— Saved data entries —
_ _ _ _ _
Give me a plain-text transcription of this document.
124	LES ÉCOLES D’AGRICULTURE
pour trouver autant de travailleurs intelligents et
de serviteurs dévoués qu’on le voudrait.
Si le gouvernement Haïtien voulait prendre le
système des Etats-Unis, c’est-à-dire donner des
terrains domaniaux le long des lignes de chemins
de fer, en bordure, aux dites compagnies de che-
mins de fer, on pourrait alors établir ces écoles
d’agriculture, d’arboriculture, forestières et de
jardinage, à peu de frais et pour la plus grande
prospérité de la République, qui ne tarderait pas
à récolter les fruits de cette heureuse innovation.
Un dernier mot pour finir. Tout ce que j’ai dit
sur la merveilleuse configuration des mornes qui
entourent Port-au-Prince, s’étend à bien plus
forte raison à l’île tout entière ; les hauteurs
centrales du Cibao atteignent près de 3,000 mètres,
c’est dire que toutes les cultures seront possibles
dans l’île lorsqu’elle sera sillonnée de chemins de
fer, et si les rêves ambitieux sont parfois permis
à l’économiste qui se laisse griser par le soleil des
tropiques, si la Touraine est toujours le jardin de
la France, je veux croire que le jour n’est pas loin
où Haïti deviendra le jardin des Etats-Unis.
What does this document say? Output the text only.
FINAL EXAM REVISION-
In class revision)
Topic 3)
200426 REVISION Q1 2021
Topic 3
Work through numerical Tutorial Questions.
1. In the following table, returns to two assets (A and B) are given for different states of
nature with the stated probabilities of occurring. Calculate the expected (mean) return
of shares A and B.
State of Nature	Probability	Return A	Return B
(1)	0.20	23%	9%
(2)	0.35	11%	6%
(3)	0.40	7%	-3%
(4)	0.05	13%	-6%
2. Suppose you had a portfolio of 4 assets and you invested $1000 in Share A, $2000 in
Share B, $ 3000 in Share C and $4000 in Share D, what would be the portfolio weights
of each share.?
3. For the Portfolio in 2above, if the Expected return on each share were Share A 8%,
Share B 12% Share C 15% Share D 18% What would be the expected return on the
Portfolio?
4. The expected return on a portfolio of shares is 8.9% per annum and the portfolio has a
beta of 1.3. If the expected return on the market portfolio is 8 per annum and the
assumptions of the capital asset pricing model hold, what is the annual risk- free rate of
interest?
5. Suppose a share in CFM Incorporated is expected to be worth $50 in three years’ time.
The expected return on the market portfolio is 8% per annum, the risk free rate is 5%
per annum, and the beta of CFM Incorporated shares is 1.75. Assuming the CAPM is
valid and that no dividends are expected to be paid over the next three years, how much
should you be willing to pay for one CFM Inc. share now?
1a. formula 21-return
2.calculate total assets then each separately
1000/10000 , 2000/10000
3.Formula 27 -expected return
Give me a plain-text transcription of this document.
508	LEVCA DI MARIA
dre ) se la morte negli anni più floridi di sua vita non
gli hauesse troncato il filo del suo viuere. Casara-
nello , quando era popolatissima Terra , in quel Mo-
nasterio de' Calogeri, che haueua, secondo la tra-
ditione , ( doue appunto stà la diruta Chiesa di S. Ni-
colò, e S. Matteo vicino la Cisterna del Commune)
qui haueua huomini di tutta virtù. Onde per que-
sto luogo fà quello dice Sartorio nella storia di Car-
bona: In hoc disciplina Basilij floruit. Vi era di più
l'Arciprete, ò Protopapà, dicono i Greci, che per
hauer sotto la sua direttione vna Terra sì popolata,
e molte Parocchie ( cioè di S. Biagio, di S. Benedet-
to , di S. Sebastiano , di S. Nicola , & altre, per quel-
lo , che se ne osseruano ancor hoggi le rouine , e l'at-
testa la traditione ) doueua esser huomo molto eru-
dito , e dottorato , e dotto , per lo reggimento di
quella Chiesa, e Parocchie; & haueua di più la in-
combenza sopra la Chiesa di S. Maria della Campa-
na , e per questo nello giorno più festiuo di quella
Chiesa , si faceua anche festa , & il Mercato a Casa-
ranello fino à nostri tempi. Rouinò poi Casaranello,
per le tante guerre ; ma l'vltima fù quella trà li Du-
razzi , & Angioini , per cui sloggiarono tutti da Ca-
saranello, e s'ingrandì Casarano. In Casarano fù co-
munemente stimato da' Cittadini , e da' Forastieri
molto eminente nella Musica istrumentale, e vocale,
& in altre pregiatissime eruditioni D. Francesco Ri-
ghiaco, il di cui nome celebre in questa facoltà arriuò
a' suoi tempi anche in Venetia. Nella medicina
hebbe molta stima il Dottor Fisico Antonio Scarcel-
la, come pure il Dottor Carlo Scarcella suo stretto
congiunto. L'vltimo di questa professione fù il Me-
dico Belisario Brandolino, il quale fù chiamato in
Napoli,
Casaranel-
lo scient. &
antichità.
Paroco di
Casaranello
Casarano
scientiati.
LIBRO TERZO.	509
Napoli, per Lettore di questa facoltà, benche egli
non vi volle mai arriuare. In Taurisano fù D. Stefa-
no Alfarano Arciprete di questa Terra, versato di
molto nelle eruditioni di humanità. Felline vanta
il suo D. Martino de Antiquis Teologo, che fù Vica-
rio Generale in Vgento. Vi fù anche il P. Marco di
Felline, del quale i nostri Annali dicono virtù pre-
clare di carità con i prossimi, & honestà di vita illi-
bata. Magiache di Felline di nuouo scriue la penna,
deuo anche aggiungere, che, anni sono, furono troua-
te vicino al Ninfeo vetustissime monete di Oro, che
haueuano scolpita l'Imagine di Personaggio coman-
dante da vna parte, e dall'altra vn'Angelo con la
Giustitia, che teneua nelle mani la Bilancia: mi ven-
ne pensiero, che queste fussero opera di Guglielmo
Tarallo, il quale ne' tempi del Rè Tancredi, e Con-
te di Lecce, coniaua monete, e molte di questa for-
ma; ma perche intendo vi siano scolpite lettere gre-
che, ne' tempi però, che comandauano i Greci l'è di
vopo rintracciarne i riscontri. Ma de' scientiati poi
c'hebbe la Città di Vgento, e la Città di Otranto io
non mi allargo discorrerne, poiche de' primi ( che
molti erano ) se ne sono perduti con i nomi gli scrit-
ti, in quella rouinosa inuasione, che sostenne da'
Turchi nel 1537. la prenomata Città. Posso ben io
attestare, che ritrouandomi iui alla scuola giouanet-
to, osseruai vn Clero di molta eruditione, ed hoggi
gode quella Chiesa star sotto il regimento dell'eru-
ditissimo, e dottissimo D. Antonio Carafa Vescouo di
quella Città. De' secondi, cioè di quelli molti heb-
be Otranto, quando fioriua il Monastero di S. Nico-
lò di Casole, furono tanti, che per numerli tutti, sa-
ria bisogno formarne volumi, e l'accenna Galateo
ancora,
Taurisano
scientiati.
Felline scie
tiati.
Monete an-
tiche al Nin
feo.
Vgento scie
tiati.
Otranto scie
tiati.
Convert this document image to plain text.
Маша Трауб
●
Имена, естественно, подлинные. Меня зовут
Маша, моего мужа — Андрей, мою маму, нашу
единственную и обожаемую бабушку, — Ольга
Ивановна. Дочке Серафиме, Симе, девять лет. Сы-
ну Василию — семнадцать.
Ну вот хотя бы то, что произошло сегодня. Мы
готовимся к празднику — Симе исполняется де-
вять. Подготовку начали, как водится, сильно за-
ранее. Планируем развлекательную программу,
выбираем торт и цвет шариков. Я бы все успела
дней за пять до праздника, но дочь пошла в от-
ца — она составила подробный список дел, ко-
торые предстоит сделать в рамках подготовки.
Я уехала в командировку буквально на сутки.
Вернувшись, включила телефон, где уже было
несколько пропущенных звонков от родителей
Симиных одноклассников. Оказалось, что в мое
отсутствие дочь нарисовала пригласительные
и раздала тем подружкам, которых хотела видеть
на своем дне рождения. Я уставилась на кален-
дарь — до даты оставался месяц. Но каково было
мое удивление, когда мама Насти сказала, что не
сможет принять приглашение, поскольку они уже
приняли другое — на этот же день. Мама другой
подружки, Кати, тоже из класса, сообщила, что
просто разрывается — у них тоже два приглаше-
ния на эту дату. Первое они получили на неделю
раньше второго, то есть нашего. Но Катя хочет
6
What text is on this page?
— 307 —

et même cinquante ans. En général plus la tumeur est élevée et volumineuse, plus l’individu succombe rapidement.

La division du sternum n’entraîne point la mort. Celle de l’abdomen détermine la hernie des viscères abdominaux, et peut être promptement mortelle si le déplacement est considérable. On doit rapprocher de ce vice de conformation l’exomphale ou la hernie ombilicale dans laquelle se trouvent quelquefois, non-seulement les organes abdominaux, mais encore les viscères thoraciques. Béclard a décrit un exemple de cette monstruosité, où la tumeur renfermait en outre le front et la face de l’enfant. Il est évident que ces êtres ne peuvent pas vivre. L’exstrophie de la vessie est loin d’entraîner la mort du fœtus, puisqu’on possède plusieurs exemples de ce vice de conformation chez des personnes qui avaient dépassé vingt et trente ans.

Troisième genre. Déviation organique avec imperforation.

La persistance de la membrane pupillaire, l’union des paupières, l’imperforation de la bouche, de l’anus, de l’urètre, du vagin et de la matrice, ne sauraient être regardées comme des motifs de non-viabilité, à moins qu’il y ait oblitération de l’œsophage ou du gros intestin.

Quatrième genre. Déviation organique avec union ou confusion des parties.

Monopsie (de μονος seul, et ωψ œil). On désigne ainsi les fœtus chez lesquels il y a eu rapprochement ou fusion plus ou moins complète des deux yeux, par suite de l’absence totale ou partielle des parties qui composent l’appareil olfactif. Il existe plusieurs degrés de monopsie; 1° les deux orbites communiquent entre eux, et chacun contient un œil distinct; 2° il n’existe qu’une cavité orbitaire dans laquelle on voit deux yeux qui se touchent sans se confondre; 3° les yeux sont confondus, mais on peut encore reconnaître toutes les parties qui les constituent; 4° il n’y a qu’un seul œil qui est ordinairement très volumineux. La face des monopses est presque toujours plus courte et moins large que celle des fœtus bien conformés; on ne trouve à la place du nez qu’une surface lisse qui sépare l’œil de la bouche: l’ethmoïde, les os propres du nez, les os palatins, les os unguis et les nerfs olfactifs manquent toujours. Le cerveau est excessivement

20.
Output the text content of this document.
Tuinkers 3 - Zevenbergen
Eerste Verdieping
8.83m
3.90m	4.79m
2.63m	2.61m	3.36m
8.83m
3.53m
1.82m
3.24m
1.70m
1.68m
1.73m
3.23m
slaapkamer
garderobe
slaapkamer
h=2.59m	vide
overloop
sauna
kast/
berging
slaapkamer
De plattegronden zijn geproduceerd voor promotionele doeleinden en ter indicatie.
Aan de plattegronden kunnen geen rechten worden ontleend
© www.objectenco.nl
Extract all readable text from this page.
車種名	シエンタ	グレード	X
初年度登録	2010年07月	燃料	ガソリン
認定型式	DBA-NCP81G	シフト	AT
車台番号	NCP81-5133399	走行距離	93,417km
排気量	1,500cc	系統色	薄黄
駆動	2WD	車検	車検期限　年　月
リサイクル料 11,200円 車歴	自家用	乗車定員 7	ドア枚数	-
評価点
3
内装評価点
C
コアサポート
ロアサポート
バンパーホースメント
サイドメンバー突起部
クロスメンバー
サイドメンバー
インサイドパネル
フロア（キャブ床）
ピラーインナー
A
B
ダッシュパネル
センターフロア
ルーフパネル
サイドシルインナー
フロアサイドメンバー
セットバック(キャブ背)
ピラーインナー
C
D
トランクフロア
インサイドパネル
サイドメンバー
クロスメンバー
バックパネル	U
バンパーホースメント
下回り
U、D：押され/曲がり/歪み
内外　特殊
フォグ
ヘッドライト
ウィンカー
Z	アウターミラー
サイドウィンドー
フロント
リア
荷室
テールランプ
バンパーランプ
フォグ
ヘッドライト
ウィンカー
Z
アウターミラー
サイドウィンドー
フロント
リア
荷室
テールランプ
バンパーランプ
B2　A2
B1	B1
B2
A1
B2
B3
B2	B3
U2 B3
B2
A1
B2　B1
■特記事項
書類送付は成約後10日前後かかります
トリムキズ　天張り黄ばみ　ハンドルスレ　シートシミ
_ _ _ _ _
— Instructions to follow —
Find all lines where the word "would" appears. Copy them.

— Finished exercise —
Share B, $ 3000 in Share C and $4000 in Share D, what would be the portfolio weights
Share B 12% Share C 15% Share D 18% What would be the expected return on the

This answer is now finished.